[Records from a collection]
>> Start
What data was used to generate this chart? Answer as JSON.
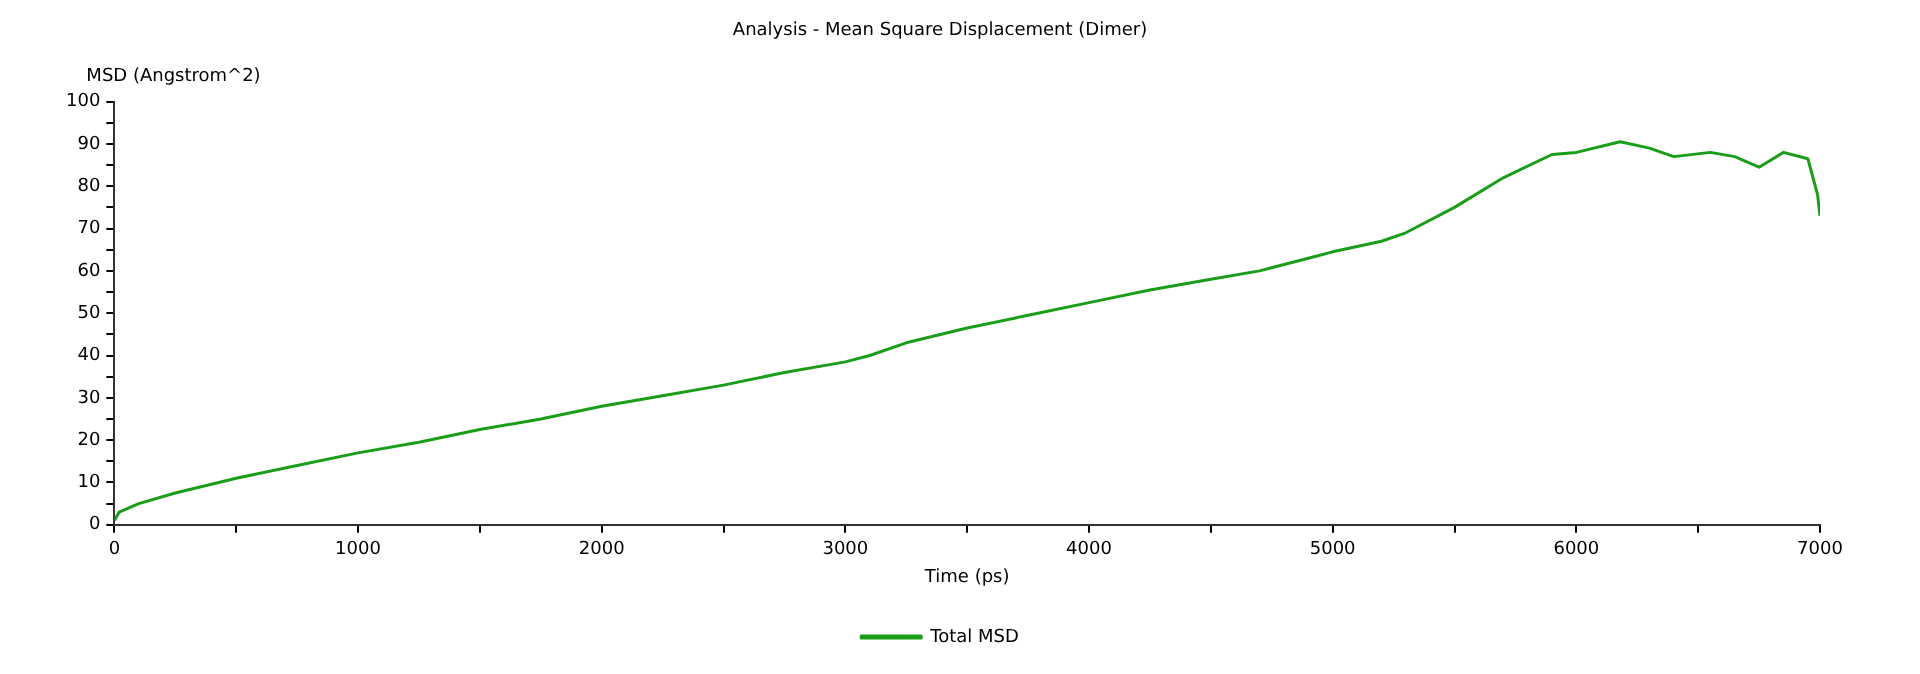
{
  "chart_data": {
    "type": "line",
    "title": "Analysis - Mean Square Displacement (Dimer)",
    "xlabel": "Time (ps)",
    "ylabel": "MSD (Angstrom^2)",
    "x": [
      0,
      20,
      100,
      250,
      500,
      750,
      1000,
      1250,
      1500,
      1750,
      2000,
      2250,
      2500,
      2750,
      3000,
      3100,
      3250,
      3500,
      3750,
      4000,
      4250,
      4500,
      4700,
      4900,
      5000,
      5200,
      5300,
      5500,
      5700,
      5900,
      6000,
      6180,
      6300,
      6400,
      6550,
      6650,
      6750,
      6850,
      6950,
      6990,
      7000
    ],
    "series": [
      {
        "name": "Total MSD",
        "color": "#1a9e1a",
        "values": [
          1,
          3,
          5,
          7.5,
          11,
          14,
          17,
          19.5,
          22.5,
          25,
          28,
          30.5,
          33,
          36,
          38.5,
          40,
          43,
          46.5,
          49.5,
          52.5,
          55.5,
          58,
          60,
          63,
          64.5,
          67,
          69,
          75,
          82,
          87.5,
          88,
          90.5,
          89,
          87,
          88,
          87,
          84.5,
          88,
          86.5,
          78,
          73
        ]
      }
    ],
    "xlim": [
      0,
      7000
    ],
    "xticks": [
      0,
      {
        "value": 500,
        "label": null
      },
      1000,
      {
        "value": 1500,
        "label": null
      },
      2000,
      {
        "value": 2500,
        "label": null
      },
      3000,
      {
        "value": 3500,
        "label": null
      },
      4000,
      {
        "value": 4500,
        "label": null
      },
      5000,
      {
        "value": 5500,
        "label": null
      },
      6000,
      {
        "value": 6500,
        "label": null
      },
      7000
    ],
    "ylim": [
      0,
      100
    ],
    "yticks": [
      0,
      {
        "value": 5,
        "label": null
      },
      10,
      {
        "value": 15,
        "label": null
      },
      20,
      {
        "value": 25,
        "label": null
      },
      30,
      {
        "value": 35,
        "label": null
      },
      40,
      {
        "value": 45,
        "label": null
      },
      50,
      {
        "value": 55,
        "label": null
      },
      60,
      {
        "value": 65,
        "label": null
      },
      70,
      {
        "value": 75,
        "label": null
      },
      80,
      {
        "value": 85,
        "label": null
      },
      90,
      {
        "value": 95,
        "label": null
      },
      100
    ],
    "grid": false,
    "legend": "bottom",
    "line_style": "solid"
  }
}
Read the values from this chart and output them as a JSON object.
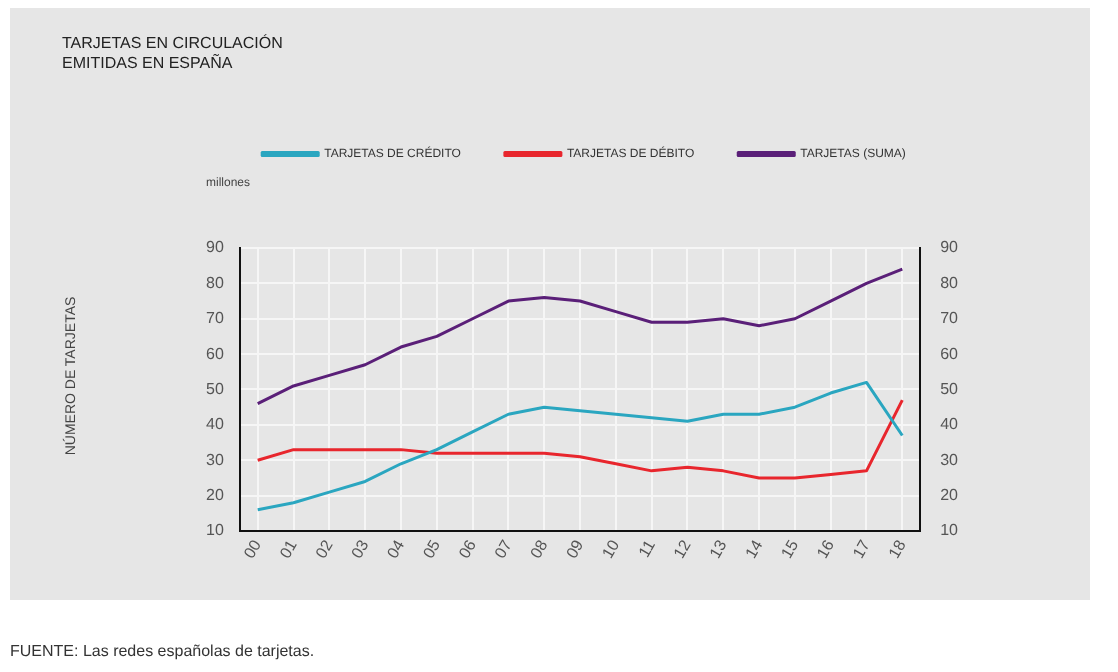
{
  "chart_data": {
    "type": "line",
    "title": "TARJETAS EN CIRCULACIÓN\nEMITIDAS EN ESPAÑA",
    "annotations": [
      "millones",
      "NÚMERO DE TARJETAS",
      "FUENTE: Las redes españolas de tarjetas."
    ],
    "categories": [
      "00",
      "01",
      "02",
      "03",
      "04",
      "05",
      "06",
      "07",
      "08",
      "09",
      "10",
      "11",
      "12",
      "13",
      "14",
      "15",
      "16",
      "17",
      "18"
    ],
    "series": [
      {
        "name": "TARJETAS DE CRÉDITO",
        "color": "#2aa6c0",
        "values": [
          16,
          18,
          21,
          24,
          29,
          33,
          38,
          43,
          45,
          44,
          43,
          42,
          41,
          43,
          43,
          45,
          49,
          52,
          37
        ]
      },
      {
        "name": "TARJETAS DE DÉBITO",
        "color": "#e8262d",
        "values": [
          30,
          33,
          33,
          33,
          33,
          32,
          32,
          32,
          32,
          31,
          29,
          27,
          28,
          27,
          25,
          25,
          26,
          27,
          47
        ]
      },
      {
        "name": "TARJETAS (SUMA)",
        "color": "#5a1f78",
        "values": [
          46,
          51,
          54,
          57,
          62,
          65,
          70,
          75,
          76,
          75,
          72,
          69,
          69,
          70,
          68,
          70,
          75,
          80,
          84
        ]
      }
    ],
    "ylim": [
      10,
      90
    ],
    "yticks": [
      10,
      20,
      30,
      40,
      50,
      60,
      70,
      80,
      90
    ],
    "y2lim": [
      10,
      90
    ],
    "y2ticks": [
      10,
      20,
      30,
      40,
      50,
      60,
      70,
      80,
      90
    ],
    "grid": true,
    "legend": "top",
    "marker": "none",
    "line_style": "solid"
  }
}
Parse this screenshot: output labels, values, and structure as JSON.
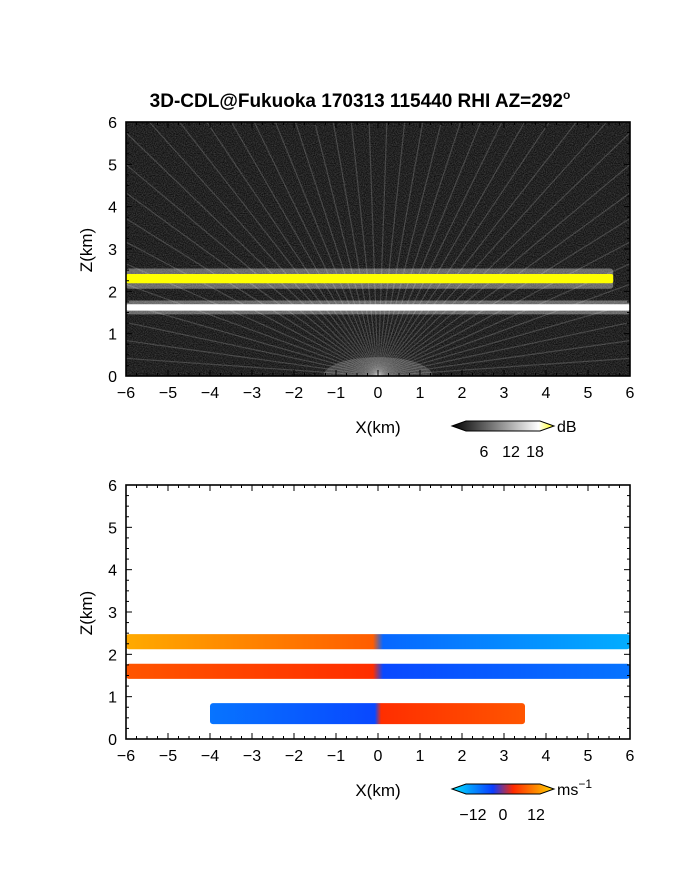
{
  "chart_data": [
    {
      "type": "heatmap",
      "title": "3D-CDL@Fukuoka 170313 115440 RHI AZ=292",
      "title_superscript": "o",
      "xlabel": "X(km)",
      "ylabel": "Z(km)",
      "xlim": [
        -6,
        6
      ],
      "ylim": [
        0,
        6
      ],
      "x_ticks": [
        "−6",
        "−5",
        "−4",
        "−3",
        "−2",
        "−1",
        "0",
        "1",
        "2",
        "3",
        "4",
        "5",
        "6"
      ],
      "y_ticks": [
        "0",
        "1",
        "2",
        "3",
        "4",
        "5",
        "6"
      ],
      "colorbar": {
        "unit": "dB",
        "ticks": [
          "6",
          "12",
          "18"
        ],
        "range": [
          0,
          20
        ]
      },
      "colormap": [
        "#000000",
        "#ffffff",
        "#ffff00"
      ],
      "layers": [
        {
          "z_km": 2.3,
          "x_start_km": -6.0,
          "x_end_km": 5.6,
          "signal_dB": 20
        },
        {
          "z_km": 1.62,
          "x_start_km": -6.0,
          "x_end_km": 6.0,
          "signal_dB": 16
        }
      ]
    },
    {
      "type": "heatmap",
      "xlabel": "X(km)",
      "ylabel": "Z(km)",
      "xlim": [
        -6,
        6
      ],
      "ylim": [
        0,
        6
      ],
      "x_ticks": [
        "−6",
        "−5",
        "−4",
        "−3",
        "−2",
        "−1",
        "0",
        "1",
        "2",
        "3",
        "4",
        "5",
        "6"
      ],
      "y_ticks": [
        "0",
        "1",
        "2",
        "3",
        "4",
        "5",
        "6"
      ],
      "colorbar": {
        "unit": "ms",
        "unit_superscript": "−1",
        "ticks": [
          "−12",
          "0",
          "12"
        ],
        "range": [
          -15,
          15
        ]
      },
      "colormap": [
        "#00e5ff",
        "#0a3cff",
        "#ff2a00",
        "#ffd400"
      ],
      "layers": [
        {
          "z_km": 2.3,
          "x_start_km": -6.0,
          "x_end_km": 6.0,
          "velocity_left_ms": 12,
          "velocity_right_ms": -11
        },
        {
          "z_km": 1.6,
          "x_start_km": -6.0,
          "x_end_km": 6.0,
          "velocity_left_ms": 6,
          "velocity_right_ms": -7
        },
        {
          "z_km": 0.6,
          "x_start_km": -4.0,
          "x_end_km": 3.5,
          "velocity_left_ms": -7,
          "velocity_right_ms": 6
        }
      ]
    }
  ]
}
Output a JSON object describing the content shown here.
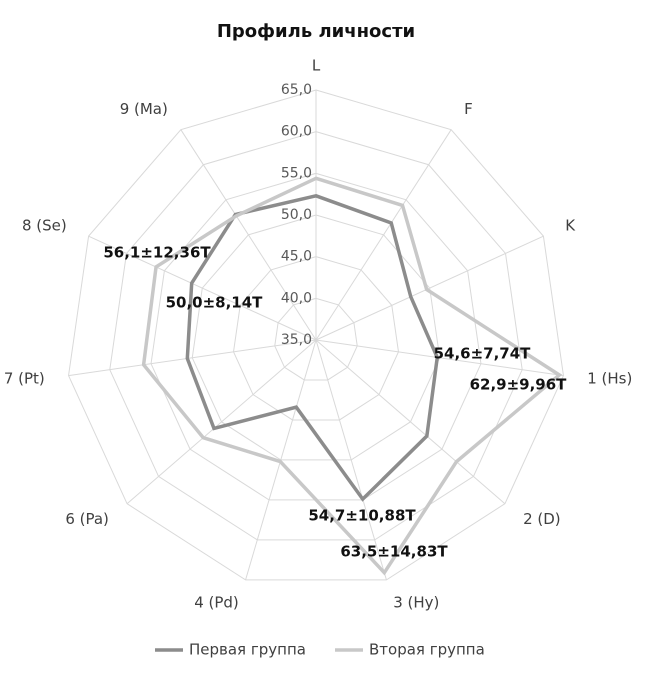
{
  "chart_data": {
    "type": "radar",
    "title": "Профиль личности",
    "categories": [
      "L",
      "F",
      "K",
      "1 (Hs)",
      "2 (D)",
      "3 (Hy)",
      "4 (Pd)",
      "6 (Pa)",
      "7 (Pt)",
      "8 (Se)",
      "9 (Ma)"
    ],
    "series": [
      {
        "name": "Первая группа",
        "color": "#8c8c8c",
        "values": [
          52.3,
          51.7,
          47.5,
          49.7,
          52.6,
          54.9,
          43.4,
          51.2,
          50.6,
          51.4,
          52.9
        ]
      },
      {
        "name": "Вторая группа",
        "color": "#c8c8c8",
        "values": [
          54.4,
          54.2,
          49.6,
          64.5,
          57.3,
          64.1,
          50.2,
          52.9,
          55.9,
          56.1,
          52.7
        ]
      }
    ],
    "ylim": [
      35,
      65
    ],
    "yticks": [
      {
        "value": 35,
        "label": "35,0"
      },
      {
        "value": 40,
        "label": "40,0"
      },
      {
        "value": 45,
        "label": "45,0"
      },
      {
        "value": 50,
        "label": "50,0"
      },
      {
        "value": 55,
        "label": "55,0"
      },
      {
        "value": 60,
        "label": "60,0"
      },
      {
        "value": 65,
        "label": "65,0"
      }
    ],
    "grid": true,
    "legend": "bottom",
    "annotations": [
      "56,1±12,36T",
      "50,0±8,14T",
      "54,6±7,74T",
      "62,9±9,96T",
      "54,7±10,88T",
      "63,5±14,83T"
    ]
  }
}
>> End
(Written problem): Pick out each line containing "this" and report it.

(Task response):
What data was used to generate this chart? Answer as JSON.
Read the values from this chart and output them as a JSON object.
Parse this screenshot: output labels, values, and structure as JSON.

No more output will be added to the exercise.